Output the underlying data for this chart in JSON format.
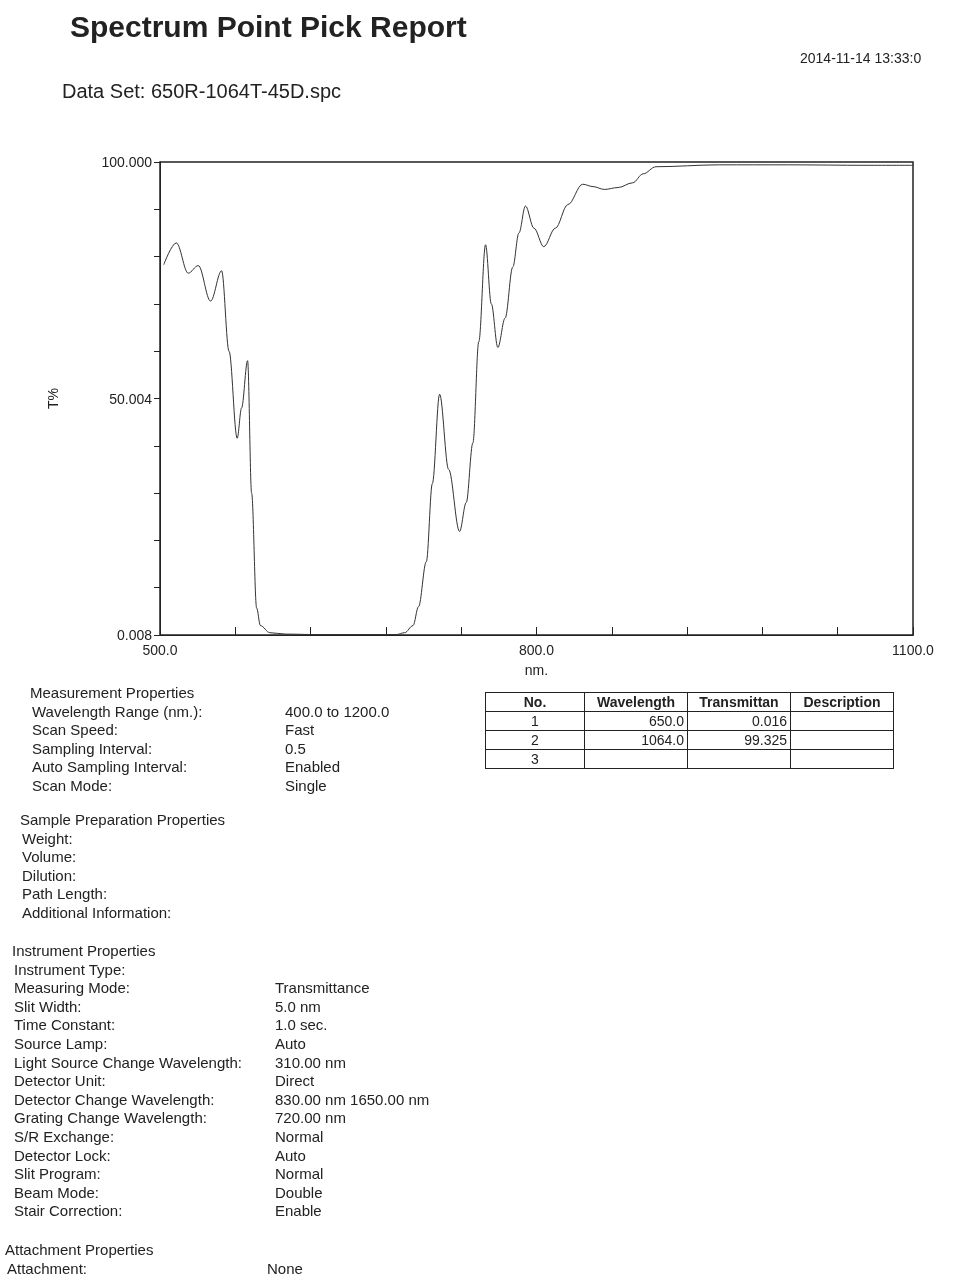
{
  "chart_data": {
    "type": "line",
    "title": "Spectrum Point Pick Report",
    "subtitle": "Data Set: 650R-1064T-45D.spc",
    "xlabel": "nm.",
    "ylabel": "T%",
    "x": [
      503,
      513,
      522.5,
      530.5,
      540.3,
      549.1,
      555,
      561.5,
      565,
      569.8,
      573,
      577,
      580,
      587.5,
      600,
      624.7,
      650,
      688.3,
      695,
      701.6,
      706,
      712.2,
      717,
      722.8,
      730,
      738.7,
      744,
      749.3,
      754,
      759.4,
      764,
      769.2,
      775,
      781.1,
      786,
      791.2,
      798,
      805.8,
      815,
      825,
      836.8,
      845,
      854.1,
      865,
      876.6,
      885,
      895.2,
      945.6,
      1000,
      1064,
      1100
    ],
    "series": [
      {
        "color": "#333333",
        "values": [
          78.3,
          82.9,
          76.5,
          78.1,
          70.6,
          77.0,
          60,
          41.6,
          48,
          58.0,
          30,
          5.7,
          2,
          0.5,
          0.2,
          0.1,
          0.1,
          0.1,
          0.5,
          2.0,
          6,
          15.5,
          32,
          50.9,
          35,
          21.9,
          28,
          40.6,
          62,
          82.5,
          70,
          60.8,
          67,
          77.8,
          85,
          90.7,
          86,
          82.1,
          86,
          91,
          95.3,
          94.8,
          94.2,
          94.6,
          95.6,
          97.5,
          99.0,
          99.4,
          99.4,
          99.3,
          99.3
        ]
      }
    ],
    "xlim": [
      500,
      1100
    ],
    "xticks": [
      {
        "value": 500,
        "label": "500.0"
      },
      {
        "value": 560,
        "label": null
      },
      {
        "value": 620,
        "label": null
      },
      {
        "value": 680,
        "label": null
      },
      {
        "value": 740,
        "label": null
      },
      {
        "value": 800,
        "label": "800.0"
      },
      {
        "value": 860,
        "label": null
      },
      {
        "value": 920,
        "label": null
      },
      {
        "value": 980,
        "label": null
      },
      {
        "value": 1040,
        "label": null
      },
      {
        "value": 1100,
        "label": "1100.0"
      }
    ],
    "ylim": [
      0.008,
      100
    ],
    "yticks": [
      {
        "value": 0.008,
        "label": "0.008"
      },
      {
        "value": 10,
        "label": null
      },
      {
        "value": 20,
        "label": null
      },
      {
        "value": 30,
        "label": null
      },
      {
        "value": 40,
        "label": null
      },
      {
        "value": 50.004,
        "label": "50.004"
      },
      {
        "value": 60,
        "label": null
      },
      {
        "value": 70,
        "label": null
      },
      {
        "value": 80,
        "label": null
      },
      {
        "value": 90,
        "label": null
      },
      {
        "value": 100,
        "label": "100.000"
      }
    ],
    "grid": false,
    "marker": "none",
    "line_style": "solid",
    "annotations": [
      "2014-11-14  13:33:0",
      "No.",
      "Wavelength",
      "Transmittan",
      "Description",
      "1",
      "650.0",
      "0.016",
      "2",
      "1064.0",
      "99.325",
      "3",
      "Measurement Properties",
      "Wavelength Range (nm.):",
      "400.0 to 1200.0",
      "Scan Speed:",
      "Fast",
      "Sampling Interval:",
      "0.5",
      "Auto Sampling Interval:",
      "Enabled",
      "Scan Mode:",
      "Single",
      "Sample Preparation Properties",
      "Weight:",
      "Volume:",
      "Dilution:",
      "Path Length:",
      "Additional Information:",
      "Instrument Properties",
      "Instrument Type:",
      "Measuring Mode:",
      "Transmittance",
      "Slit Width:",
      "5.0 nm",
      "Time Constant:",
      "1.0 sec.",
      "Source Lamp:",
      "Auto",
      "Light Source Change Wavelength:",
      "310.00 nm",
      "Detector Unit:",
      "Direct",
      "Detector Change Wavelength:",
      "830.00 nm  1650.00 nm",
      "Grating Change Wavelength:",
      "720.00 nm",
      "S/R Exchange:",
      "Normal",
      "Detector Lock:",
      "Auto",
      "Slit Program:",
      "Normal",
      "Beam Mode:",
      "Double",
      "Stair Correction:",
      "Enable",
      "Attachment Properties",
      "Attachment:",
      "None"
    ]
  }
}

□ □ □ □ □ □ □

* Exercise: Retype every record above exactly as written, but leave out the pictures.

* Finished answer:
Output the underlying data for this chart in JSON format.
{
  "chart_data": {
    "type": "line",
    "title": "Spectrum Point Pick Report",
    "subtitle": "Data Set: 650R-1064T-45D.spc",
    "xlabel": "nm.",
    "ylabel": "T%",
    "x": [
      503,
      513,
      522.5,
      530.5,
      540.3,
      549.1,
      555,
      561.5,
      565,
      569.8,
      573,
      577,
      580,
      587.5,
      600,
      624.7,
      650,
      688.3,
      695,
      701.6,
      706,
      712.2,
      717,
      722.8,
      730,
      738.7,
      744,
      749.3,
      754,
      759.4,
      764,
      769.2,
      775,
      781.1,
      786,
      791.2,
      798,
      805.8,
      815,
      825,
      836.8,
      845,
      854.1,
      865,
      876.6,
      885,
      895.2,
      945.6,
      1000,
      1064,
      1100
    ],
    "series": [
      {
        "color": "#333333",
        "values": [
          78.3,
          82.9,
          76.5,
          78.1,
          70.6,
          77.0,
          60,
          41.6,
          48,
          58.0,
          30,
          5.7,
          2,
          0.5,
          0.2,
          0.1,
          0.1,
          0.1,
          0.5,
          2.0,
          6,
          15.5,
          32,
          50.9,
          35,
          21.9,
          28,
          40.6,
          62,
          82.5,
          70,
          60.8,
          67,
          77.8,
          85,
          90.7,
          86,
          82.1,
          86,
          91,
          95.3,
          94.8,
          94.2,
          94.6,
          95.6,
          97.5,
          99.0,
          99.4,
          99.4,
          99.3,
          99.3
        ]
      }
    ],
    "xlim": [
      500,
      1100
    ],
    "xticks": [
      {
        "value": 500,
        "label": "500.0"
      },
      {
        "value": 560,
        "label": null
      },
      {
        "value": 620,
        "label": null
      },
      {
        "value": 680,
        "label": null
      },
      {
        "value": 740,
        "label": null
      },
      {
        "value": 800,
        "label": "800.0"
      },
      {
        "value": 860,
        "label": null
      },
      {
        "value": 920,
        "label": null
      },
      {
        "value": 980,
        "label": null
      },
      {
        "value": 1040,
        "label": null
      },
      {
        "value": 1100,
        "label": "1100.0"
      }
    ],
    "ylim": [
      0.008,
      100
    ],
    "yticks": [
      {
        "value": 0.008,
        "label": "0.008"
      },
      {
        "value": 10,
        "label": null
      },
      {
        "value": 20,
        "label": null
      },
      {
        "value": 30,
        "label": null
      },
      {
        "value": 40,
        "label": null
      },
      {
        "value": 50.004,
        "label": "50.004"
      },
      {
        "value": 60,
        "label": null
      },
      {
        "value": 70,
        "label": null
      },
      {
        "value": 80,
        "label": null
      },
      {
        "value": 90,
        "label": null
      },
      {
        "value": 100,
        "label": "100.000"
      }
    ],
    "grid": false,
    "marker": "none",
    "line_style": "solid",
    "annotations": [
      "2014-11-14  13:33:0",
      "No.",
      "Wavelength",
      "Transmittan",
      "Description",
      "1",
      "650.0",
      "0.016",
      "2",
      "1064.0",
      "99.325",
      "3",
      "Measurement Properties",
      "Wavelength Range (nm.):",
      "400.0 to 1200.0",
      "Scan Speed:",
      "Fast",
      "Sampling Interval:",
      "0.5",
      "Auto Sampling Interval:",
      "Enabled",
      "Scan Mode:",
      "Single",
      "Sample Preparation Properties",
      "Weight:",
      "Volume:",
      "Dilution:",
      "Path Length:",
      "Additional Information:",
      "Instrument Properties",
      "Instrument Type:",
      "Measuring Mode:",
      "Transmittance",
      "Slit Width:",
      "5.0 nm",
      "Time Constant:",
      "1.0 sec.",
      "Source Lamp:",
      "Auto",
      "Light Source Change Wavelength:",
      "310.00 nm",
      "Detector Unit:",
      "Direct",
      "Detector Change Wavelength:",
      "830.00 nm  1650.00 nm",
      "Grating Change Wavelength:",
      "720.00 nm",
      "S/R Exchange:",
      "Normal",
      "Detector Lock:",
      "Auto",
      "Slit Program:",
      "Normal",
      "Beam Mode:",
      "Double",
      "Stair Correction:",
      "Enable",
      "Attachment Properties",
      "Attachment:",
      "None"
    ]
  }
}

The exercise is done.